• **EXERCISE BRIEF**
Write out the material below again, unchanged.

Data listing:
┄┄┄┄┄┄

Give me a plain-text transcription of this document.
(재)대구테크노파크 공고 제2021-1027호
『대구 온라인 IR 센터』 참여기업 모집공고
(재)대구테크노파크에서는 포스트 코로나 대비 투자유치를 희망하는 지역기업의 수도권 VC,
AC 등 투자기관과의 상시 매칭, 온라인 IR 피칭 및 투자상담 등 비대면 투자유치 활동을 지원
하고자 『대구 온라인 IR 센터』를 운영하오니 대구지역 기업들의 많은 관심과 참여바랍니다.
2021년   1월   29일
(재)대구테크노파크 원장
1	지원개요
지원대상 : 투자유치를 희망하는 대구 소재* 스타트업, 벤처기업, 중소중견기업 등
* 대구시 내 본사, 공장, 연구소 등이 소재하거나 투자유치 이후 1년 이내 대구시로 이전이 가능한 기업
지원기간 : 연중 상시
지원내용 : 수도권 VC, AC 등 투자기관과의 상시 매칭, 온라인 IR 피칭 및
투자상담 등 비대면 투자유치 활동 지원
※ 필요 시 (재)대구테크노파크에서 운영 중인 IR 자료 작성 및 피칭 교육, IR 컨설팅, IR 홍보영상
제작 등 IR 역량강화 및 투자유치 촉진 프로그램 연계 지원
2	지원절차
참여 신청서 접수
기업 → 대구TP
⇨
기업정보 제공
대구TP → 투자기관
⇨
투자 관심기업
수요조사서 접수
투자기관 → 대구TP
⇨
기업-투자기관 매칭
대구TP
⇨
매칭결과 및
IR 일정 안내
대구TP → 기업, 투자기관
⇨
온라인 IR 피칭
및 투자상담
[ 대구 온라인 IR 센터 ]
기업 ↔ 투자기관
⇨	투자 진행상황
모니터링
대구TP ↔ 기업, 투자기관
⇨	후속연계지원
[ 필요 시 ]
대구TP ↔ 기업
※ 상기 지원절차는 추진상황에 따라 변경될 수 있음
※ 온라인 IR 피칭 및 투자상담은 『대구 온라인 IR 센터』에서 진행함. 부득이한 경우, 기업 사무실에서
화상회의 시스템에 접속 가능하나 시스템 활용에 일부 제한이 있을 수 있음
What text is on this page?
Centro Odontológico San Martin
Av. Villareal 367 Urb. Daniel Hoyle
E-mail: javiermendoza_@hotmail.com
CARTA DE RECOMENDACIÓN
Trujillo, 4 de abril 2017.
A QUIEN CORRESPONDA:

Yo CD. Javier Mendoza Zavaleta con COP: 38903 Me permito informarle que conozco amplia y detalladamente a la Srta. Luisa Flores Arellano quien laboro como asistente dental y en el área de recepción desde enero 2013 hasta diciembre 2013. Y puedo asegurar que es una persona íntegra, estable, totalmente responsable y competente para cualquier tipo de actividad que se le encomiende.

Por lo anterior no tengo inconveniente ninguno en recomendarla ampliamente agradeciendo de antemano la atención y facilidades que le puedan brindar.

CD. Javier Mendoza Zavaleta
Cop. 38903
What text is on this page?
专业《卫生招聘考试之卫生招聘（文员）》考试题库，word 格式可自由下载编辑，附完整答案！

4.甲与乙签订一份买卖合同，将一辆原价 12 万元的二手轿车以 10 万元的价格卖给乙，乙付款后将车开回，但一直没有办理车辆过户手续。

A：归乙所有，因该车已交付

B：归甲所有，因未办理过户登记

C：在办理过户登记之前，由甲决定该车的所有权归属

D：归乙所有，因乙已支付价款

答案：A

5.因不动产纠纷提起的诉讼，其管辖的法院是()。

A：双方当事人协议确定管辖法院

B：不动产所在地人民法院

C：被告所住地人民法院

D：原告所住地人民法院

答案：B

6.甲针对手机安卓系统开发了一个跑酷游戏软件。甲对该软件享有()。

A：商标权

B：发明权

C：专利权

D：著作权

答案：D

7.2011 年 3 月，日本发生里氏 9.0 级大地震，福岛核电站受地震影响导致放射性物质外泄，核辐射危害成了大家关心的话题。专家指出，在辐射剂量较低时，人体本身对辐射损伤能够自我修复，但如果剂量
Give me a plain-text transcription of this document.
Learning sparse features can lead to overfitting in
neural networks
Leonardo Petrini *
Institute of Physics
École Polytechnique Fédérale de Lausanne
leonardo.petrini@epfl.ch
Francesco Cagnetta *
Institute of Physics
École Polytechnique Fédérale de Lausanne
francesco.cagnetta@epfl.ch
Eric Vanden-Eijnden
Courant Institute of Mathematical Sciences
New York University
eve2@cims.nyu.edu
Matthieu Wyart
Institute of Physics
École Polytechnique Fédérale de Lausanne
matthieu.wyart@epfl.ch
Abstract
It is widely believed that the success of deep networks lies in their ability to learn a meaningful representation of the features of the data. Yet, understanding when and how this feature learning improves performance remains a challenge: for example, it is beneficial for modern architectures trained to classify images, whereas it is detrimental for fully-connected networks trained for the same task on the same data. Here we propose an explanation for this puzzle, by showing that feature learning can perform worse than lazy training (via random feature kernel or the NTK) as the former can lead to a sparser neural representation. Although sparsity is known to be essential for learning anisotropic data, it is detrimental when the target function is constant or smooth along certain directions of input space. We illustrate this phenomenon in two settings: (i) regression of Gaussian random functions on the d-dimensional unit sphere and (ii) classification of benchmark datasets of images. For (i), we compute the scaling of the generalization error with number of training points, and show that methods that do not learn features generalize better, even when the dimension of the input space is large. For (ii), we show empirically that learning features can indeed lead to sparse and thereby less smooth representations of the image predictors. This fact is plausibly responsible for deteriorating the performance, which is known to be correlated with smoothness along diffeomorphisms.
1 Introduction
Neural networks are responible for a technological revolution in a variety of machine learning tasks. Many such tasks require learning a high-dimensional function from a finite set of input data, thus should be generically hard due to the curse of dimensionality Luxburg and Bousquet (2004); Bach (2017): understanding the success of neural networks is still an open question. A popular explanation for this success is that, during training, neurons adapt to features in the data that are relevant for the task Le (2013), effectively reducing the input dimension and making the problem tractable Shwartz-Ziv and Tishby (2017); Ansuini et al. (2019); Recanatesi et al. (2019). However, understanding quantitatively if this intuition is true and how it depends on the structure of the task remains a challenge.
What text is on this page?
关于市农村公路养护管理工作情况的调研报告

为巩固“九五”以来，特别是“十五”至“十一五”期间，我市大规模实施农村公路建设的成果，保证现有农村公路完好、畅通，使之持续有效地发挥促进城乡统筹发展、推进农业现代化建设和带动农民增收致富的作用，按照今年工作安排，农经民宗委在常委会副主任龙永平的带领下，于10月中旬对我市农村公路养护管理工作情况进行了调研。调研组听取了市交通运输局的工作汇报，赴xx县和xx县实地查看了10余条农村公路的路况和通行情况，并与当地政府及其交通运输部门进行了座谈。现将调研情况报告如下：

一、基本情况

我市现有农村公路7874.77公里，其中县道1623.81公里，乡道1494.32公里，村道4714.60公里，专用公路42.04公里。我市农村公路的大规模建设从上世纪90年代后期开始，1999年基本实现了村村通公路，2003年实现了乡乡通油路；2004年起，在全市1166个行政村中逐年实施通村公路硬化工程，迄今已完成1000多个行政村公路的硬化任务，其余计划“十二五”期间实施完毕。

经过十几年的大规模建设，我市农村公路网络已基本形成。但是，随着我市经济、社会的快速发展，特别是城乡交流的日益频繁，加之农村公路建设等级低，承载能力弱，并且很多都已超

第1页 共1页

┄┄┄┄┄┄

• **EXPECTED OUTPUT**
Give me a plain-text transcription of this document.
(재)대구테크노파크 공고 제2021-1027호
『대구 온라인 IR 센터』 참여기업 모집공고
(재)대구테크노파크에서는 포스트 코로나 대비 투자유치를 희망하는 지역기업의 수도권 VC,
AC 등 투자기관과의 상시 매칭, 온라인 IR 피칭 및 투자상담 등 비대면 투자유치 활동을 지원
하고자 『대구 온라인 IR 센터』를 운영하오니 대구지역 기업들의 많은 관심과 참여바랍니다.
2021년   1월   29일
(재)대구테크노파크 원장
1	지원개요
지원대상 : 투자유치를 희망하는 대구 소재* 스타트업, 벤처기업, 중소중견기업 등
* 대구시 내 본사, 공장, 연구소 등이 소재하거나 투자유치 이후 1년 이내 대구시로 이전이 가능한 기업
지원기간 : 연중 상시
지원내용 : 수도권 VC, AC 등 투자기관과의 상시 매칭, 온라인 IR 피칭 및
투자상담 등 비대면 투자유치 활동 지원
※ 필요 시 (재)대구테크노파크에서 운영 중인 IR 자료 작성 및 피칭 교육, IR 컨설팅, IR 홍보영상
제작 등 IR 역량강화 및 투자유치 촉진 프로그램 연계 지원
2	지원절차
참여 신청서 접수
기업 → 대구TP
⇨
기업정보 제공
대구TP → 투자기관
⇨
투자 관심기업
수요조사서 접수
투자기관 → 대구TP
⇨
기업-투자기관 매칭
대구TP
⇨
매칭결과 및
IR 일정 안내
대구TP → 기업, 투자기관
⇨
온라인 IR 피칭
및 투자상담
[ 대구 온라인 IR 센터 ]
기업 ↔ 투자기관
⇨	투자 진행상황
모니터링
대구TP ↔ 기업, 투자기관
⇨	후속연계지원
[ 필요 시 ]
대구TP ↔ 기업
※ 상기 지원절차는 추진상황에 따라 변경될 수 있음
※ 온라인 IR 피칭 및 투자상담은 『대구 온라인 IR 센터』에서 진행함. 부득이한 경우, 기업 사무실에서
화상회의 시스템에 접속 가능하나 시스템 활용에 일부 제한이 있을 수 있음
What text is on this page?
Centro Odontológico San Martin
Av. Villareal 367 Urb. Daniel Hoyle
E-mail: javiermendoza_@hotmail.com
CARTA DE RECOMENDACIÓN
Trujillo, 4 de abril 2017.
A QUIEN CORRESPONDA:

Yo CD. Javier Mendoza Zavaleta con COP: 38903 Me permito informarle que conozco amplia y detalladamente a la Srta. Luisa Flores Arellano quien laboro como asistente dental y en el área de recepción desde enero 2013 hasta diciembre 2013. Y puedo asegurar que es una persona íntegra, estable, totalmente responsable y competente para cualquier tipo de actividad que se le encomiende.

Por lo anterior no tengo inconveniente ninguno en recomendarla ampliamente agradeciendo de antemano la atención y facilidades que le puedan brindar.

CD. Javier Mendoza Zavaleta
Cop. 38903
What text is on this page?
专业《卫生招聘考试之卫生招聘（文员）》考试题库，word 格式可自由下载编辑，附完整答案！

4.甲与乙签订一份买卖合同，将一辆原价 12 万元的二手轿车以 10 万元的价格卖给乙，乙付款后将车开回，但一直没有办理车辆过户手续。

A：归乙所有，因该车已交付

B：归甲所有，因未办理过户登记

C：在办理过户登记之前，由甲决定该车的所有权归属

D：归乙所有，因乙已支付价款

答案：A

5.因不动产纠纷提起的诉讼，其管辖的法院是()。

A：双方当事人协议确定管辖法院

B：不动产所在地人民法院

C：被告所住地人民法院

D：原告所住地人民法院

答案：B

6.甲针对手机安卓系统开发了一个跑酷游戏软件。甲对该软件享有()。

A：商标权

B：发明权

C：专利权

D：著作权

答案：D

7.2011 年 3 月，日本发生里氏 9.0 级大地震，福岛核电站受地震影响导致放射性物质外泄，核辐射危害成了大家关心的话题。专家指出，在辐射剂量较低时，人体本身对辐射损伤能够自我修复，但如果剂量
Give me a plain-text transcription of this document.
Learning sparse features can lead to overfitting in
neural networks
Leonardo Petrini *
Institute of Physics
École Polytechnique Fédérale de Lausanne
leonardo.petrini@epfl.ch
Francesco Cagnetta *
Institute of Physics
École Polytechnique Fédérale de Lausanne
francesco.cagnetta@epfl.ch
Eric Vanden-Eijnden
Courant Institute of Mathematical Sciences
New York University
eve2@cims.nyu.edu
Matthieu Wyart
Institute of Physics
École Polytechnique Fédérale de Lausanne
matthieu.wyart@epfl.ch
Abstract
It is widely believed that the success of deep networks lies in their ability to learn a meaningful representation of the features of the data. Yet, understanding when and how this feature learning improves performance remains a challenge: for example, it is beneficial for modern architectures trained to classify images, whereas it is detrimental for fully-connected networks trained for the same task on the same data. Here we propose an explanation for this puzzle, by showing that feature learning can perform worse than lazy training (via random feature kernel or the NTK) as the former can lead to a sparser neural representation. Although sparsity is known to be essential for learning anisotropic data, it is detrimental when the target function is constant or smooth along certain directions of input space. We illustrate this phenomenon in two settings: (i) regression of Gaussian random functions on the d-dimensional unit sphere and (ii) classification of benchmark datasets of images. For (i), we compute the scaling of the generalization error with number of training points, and show that methods that do not learn features generalize better, even when the dimension of the input space is large. For (ii), we show empirically that learning features can indeed lead to sparse and thereby less smooth representations of the image predictors. This fact is plausibly responsible for deteriorating the performance, which is known to be correlated with smoothness along diffeomorphisms.
1 Introduction
Neural networks are responible for a technological revolution in a variety of machine learning tasks. Many such tasks require learning a high-dimensional function from a finite set of input data, thus should be generically hard due to the curse of dimensionality Luxburg and Bousquet (2004); Bach (2017): understanding the success of neural networks is still an open question. A popular explanation for this success is that, during training, neurons adapt to features in the data that are relevant for the task Le (2013), effectively reducing the input dimension and making the problem tractable Shwartz-Ziv and Tishby (2017); Ansuini et al. (2019); Recanatesi et al. (2019). However, understanding quantitatively if this intuition is true and how it depends on the structure of the task remains a challenge.
What text is on this page?
关于市农村公路养护管理工作情况的调研报告

为巩固“九五”以来，特别是“十五”至“十一五”期间，我市大规模实施农村公路建设的成果，保证现有农村公路完好、畅通，使之持续有效地发挥促进城乡统筹发展、推进农业现代化建设和带动农民增收致富的作用，按照今年工作安排，农经民宗委在常委会副主任龙永平的带领下，于10月中旬对我市农村公路养护管理工作情况进行了调研。调研组听取了市交通运输局的工作汇报，赴xx县和xx县实地查看了10余条农村公路的路况和通行情况，并与当地政府及其交通运输部门进行了座谈。现将调研情况报告如下：

一、基本情况

我市现有农村公路7874.77公里，其中县道1623.81公里，乡道1494.32公里，村道4714.60公里，专用公路42.04公里。我市农村公路的大规模建设从上世纪90年代后期开始，1999年基本实现了村村通公路，2003年实现了乡乡通油路；2004年起，在全市1166个行政村中逐年实施通村公路硬化工程，迄今已完成1000多个行政村公路的硬化任务，其余计划“十二五”期间实施完毕。

经过十几年的大规模建设，我市农村公路网络已基本形成。但是，随着我市经济、社会的快速发展，特别是城乡交流的日益频繁，加之农村公路建设等级低，承载能力弱，并且很多都已超

第1页 共1页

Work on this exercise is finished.